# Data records
........
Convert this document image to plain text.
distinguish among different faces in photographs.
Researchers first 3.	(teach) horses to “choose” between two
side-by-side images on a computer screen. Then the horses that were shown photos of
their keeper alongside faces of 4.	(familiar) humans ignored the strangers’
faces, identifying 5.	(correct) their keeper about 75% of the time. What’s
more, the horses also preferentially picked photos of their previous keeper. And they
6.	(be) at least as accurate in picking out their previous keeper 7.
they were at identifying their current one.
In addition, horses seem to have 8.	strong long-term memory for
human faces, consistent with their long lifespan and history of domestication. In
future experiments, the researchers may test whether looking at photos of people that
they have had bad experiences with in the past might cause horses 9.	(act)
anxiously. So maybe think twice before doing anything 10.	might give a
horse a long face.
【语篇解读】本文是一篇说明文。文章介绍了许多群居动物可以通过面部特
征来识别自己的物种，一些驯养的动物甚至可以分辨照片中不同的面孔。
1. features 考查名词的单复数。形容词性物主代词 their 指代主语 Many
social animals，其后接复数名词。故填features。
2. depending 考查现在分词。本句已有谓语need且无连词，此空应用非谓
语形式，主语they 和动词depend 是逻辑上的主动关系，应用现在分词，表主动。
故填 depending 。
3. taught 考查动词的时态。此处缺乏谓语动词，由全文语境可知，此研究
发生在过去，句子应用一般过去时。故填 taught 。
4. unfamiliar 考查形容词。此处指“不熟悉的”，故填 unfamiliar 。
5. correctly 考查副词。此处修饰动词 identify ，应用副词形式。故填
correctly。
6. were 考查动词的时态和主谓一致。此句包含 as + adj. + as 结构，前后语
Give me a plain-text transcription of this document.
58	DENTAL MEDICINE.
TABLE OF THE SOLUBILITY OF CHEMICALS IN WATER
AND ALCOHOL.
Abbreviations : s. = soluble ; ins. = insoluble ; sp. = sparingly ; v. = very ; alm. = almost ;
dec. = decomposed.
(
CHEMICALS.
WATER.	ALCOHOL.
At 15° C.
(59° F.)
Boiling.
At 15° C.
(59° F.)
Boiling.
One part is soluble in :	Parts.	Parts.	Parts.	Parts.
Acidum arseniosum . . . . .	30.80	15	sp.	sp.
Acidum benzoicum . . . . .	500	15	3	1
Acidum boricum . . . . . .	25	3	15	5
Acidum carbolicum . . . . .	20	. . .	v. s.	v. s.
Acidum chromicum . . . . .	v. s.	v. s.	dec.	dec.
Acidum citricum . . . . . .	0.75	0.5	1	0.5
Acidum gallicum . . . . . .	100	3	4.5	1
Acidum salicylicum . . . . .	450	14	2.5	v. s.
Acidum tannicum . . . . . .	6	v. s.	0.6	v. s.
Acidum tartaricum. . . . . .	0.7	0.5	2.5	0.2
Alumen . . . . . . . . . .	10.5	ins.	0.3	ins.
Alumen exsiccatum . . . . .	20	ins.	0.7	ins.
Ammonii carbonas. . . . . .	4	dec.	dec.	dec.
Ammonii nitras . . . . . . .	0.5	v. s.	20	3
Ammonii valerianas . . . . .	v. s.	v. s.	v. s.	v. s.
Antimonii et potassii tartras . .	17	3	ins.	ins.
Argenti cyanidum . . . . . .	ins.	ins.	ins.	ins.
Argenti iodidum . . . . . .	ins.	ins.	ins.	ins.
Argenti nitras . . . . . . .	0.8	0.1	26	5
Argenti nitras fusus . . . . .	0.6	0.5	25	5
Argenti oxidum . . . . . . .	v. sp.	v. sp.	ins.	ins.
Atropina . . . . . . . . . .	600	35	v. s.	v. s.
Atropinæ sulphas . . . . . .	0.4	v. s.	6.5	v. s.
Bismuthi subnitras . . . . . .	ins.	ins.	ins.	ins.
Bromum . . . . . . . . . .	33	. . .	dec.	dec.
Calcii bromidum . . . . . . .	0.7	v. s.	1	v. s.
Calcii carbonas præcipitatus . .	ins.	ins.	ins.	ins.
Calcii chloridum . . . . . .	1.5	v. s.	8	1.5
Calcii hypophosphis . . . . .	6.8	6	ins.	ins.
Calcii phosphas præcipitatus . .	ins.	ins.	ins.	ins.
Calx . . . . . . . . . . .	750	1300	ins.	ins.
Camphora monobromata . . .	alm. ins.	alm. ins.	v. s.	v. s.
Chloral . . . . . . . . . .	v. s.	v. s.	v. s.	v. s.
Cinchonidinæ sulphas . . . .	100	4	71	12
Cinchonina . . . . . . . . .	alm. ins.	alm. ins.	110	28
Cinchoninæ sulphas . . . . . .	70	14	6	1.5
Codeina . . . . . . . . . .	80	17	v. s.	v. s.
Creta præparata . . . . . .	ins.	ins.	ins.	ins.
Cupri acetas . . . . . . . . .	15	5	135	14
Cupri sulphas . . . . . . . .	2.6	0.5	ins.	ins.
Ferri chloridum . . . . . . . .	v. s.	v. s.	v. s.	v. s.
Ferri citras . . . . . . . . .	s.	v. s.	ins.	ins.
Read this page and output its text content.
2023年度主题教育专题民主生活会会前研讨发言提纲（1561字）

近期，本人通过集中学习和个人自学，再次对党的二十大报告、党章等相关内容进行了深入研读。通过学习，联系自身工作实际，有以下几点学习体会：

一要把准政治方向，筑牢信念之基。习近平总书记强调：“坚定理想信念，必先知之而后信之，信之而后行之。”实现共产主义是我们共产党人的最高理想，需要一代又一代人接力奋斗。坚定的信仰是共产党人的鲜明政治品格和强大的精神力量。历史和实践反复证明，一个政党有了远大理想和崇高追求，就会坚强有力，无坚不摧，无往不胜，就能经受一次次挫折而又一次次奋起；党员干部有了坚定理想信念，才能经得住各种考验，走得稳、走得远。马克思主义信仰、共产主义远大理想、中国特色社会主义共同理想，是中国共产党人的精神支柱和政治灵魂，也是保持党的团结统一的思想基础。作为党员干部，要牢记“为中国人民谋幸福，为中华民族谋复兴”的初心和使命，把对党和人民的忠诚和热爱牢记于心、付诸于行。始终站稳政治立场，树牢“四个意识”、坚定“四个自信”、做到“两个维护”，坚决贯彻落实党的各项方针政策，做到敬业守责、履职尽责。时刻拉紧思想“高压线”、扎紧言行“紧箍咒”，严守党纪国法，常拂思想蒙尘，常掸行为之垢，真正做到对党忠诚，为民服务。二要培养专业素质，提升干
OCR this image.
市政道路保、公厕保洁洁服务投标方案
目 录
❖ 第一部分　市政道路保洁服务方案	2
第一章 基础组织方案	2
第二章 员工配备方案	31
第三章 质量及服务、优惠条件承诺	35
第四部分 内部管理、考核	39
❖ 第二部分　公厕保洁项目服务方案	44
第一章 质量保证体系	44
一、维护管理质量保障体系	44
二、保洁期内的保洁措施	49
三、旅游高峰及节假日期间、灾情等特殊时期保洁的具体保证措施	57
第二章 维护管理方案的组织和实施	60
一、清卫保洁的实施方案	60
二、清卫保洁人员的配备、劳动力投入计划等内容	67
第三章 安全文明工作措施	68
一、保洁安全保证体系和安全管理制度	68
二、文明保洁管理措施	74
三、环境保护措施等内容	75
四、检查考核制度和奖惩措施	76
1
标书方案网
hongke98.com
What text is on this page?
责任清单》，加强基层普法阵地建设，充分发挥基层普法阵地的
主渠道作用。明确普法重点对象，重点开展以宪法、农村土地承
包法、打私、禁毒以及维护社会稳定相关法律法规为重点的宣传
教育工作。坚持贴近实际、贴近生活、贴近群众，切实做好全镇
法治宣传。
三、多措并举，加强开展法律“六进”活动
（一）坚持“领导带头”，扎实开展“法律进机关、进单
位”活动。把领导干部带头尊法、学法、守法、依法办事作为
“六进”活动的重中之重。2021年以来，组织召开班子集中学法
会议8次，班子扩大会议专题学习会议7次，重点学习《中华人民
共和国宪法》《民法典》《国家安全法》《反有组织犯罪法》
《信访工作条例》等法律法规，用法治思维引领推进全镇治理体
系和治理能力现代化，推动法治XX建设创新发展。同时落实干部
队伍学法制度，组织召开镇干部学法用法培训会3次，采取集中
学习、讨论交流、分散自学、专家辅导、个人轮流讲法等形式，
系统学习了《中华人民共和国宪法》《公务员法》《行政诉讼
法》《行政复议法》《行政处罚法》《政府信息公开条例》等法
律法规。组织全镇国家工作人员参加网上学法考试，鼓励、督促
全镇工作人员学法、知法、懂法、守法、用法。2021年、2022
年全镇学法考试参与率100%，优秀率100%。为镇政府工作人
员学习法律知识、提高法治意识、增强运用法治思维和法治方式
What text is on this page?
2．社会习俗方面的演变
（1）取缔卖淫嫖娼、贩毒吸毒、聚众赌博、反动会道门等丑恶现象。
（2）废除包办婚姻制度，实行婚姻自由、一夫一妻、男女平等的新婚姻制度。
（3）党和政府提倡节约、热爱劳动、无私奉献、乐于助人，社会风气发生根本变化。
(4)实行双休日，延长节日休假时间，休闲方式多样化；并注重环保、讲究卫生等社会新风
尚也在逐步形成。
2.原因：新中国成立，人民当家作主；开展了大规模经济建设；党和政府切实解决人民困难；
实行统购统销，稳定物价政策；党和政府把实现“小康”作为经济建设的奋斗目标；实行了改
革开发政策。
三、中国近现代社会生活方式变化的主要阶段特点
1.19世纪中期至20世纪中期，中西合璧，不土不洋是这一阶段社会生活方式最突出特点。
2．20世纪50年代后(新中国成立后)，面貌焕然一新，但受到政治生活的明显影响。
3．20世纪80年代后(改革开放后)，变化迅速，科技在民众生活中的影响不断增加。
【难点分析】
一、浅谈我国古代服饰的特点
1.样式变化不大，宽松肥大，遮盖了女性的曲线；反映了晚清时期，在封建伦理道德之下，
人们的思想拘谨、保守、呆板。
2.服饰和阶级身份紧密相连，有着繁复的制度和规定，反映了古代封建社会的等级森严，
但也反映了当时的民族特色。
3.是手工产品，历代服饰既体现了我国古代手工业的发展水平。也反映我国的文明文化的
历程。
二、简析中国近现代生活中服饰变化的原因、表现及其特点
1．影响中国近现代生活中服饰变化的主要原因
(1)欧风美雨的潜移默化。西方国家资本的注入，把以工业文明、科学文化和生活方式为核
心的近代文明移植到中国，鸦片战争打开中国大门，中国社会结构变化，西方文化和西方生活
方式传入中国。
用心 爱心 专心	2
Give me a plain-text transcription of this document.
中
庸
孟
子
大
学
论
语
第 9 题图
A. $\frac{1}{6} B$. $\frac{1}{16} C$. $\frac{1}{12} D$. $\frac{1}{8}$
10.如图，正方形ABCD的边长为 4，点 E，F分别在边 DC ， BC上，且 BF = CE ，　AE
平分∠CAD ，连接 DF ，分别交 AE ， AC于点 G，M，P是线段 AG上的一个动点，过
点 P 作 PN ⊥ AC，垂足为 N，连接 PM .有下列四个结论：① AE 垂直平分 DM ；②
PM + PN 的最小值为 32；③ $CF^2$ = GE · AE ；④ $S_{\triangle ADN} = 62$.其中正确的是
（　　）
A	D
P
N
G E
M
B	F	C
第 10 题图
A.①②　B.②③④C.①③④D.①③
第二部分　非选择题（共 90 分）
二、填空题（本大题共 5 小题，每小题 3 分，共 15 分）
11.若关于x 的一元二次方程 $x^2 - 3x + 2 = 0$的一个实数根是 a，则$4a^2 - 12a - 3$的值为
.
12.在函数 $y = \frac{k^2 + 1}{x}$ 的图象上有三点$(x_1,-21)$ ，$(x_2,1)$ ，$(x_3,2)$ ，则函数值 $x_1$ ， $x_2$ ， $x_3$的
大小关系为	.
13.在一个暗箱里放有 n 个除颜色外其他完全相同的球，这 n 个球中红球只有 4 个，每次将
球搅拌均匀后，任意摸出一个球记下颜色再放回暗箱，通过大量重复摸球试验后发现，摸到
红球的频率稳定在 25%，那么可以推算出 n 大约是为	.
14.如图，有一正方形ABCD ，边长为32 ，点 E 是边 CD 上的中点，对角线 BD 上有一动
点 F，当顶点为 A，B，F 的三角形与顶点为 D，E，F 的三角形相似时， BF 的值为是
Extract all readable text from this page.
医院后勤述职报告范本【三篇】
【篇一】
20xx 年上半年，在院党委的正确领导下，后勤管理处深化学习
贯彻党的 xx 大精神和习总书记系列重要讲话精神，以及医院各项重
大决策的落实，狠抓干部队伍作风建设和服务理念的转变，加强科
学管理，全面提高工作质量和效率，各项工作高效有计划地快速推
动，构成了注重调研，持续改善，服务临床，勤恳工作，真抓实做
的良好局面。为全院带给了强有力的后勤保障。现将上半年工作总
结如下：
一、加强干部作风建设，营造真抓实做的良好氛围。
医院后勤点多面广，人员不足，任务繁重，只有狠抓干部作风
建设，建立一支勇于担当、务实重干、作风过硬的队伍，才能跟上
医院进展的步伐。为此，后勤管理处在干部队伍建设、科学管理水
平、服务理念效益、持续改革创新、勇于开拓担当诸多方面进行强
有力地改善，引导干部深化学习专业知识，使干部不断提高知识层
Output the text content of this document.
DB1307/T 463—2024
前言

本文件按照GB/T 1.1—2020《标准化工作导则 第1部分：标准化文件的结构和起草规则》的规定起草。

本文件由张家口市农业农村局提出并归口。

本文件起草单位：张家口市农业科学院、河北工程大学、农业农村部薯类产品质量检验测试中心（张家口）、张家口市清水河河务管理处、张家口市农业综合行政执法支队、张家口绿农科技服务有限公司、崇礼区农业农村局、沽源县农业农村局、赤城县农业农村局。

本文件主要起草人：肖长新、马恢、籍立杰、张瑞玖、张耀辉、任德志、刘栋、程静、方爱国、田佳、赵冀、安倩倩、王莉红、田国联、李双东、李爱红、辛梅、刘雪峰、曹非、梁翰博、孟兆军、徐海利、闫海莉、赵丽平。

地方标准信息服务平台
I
........
Which lines include the word "were"? Copy every one of them.

# Solved problem
side-by-side images on a computer screen. Then the horses that were shown photos of
they were at identifying their current one.
6. were 考查动词的时态和主谓一致。此句包含 as + adj. + as 结构，前后语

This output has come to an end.